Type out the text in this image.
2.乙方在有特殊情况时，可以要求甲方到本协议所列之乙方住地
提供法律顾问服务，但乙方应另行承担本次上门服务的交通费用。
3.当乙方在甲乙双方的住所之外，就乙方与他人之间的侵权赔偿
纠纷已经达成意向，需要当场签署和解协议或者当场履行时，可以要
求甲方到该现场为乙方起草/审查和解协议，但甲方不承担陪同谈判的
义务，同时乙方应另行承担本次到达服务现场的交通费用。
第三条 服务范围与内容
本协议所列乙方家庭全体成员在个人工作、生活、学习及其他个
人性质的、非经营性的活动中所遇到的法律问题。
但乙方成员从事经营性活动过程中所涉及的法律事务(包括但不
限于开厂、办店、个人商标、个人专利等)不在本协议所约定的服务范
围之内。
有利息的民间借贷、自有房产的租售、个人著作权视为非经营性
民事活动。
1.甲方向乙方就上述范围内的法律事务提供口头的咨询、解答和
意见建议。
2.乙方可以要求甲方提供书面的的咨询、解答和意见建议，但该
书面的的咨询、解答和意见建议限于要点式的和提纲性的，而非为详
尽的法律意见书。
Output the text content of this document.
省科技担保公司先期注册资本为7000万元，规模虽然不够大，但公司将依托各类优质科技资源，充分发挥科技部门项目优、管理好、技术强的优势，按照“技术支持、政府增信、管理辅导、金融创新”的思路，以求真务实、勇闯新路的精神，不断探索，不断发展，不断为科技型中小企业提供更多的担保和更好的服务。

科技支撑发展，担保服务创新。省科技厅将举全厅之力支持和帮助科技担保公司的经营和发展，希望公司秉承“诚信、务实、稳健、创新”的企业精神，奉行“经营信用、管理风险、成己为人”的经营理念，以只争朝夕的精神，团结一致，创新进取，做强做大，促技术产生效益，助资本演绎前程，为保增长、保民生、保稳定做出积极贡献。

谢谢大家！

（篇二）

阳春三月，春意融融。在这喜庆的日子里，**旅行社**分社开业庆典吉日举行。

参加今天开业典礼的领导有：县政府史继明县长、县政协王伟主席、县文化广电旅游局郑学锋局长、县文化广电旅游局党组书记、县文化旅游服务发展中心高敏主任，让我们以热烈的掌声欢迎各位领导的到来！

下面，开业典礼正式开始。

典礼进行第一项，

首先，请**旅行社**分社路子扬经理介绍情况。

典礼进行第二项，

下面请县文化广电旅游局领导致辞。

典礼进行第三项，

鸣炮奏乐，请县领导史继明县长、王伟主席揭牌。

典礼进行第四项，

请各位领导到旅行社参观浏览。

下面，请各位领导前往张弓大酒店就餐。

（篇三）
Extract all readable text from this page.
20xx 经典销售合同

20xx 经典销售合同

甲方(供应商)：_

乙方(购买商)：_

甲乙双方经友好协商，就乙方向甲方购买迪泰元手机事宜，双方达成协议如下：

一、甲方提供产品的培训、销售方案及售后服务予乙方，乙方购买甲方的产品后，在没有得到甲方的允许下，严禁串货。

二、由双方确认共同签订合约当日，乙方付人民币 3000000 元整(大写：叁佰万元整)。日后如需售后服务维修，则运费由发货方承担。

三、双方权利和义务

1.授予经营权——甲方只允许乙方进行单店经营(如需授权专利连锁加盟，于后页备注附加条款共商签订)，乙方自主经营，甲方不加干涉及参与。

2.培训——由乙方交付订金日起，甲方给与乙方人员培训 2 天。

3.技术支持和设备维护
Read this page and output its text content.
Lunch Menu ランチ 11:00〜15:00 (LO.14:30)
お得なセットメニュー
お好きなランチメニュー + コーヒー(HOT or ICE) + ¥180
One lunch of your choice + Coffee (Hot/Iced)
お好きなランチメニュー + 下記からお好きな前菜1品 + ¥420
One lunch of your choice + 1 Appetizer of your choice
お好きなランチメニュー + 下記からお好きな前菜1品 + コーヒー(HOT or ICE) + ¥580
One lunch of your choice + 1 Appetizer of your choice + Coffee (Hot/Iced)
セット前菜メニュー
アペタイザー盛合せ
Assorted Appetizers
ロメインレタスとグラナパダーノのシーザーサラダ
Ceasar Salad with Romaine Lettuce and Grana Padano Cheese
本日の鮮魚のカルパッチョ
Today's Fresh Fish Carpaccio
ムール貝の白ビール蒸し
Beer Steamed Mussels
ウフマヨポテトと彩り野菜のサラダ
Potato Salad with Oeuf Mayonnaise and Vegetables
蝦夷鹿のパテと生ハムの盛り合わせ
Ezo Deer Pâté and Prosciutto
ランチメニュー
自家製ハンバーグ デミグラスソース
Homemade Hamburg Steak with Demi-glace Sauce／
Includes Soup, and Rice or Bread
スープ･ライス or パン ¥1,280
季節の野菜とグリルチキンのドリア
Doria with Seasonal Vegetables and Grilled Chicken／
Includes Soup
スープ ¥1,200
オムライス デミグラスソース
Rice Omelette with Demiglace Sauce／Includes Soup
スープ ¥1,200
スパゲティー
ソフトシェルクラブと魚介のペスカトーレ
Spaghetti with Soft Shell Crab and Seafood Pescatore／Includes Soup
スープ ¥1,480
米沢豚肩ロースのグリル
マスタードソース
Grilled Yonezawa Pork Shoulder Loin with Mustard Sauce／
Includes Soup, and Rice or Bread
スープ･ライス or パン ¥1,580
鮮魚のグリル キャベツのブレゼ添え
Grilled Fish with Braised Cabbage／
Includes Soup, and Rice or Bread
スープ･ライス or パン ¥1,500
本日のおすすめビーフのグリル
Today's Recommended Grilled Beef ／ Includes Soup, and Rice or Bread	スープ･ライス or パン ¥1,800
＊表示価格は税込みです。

::::

Task statement: Pick out every line above that contains the word "Includes" and copy it.

Correct result:
Includes Soup, and Rice or Bread
Includes Soup
Rice Omelette with Demiglace Sauce／Includes Soup
Spaghetti with Soft Shell Crab and Seafood Pescatore／Includes Soup
Includes Soup, and Rice or Bread
Includes Soup, and Rice or Bread
Today's Recommended Grilled Beef ／ Includes Soup, and Rice or Bread	スープ･ライス or パン ¥1,800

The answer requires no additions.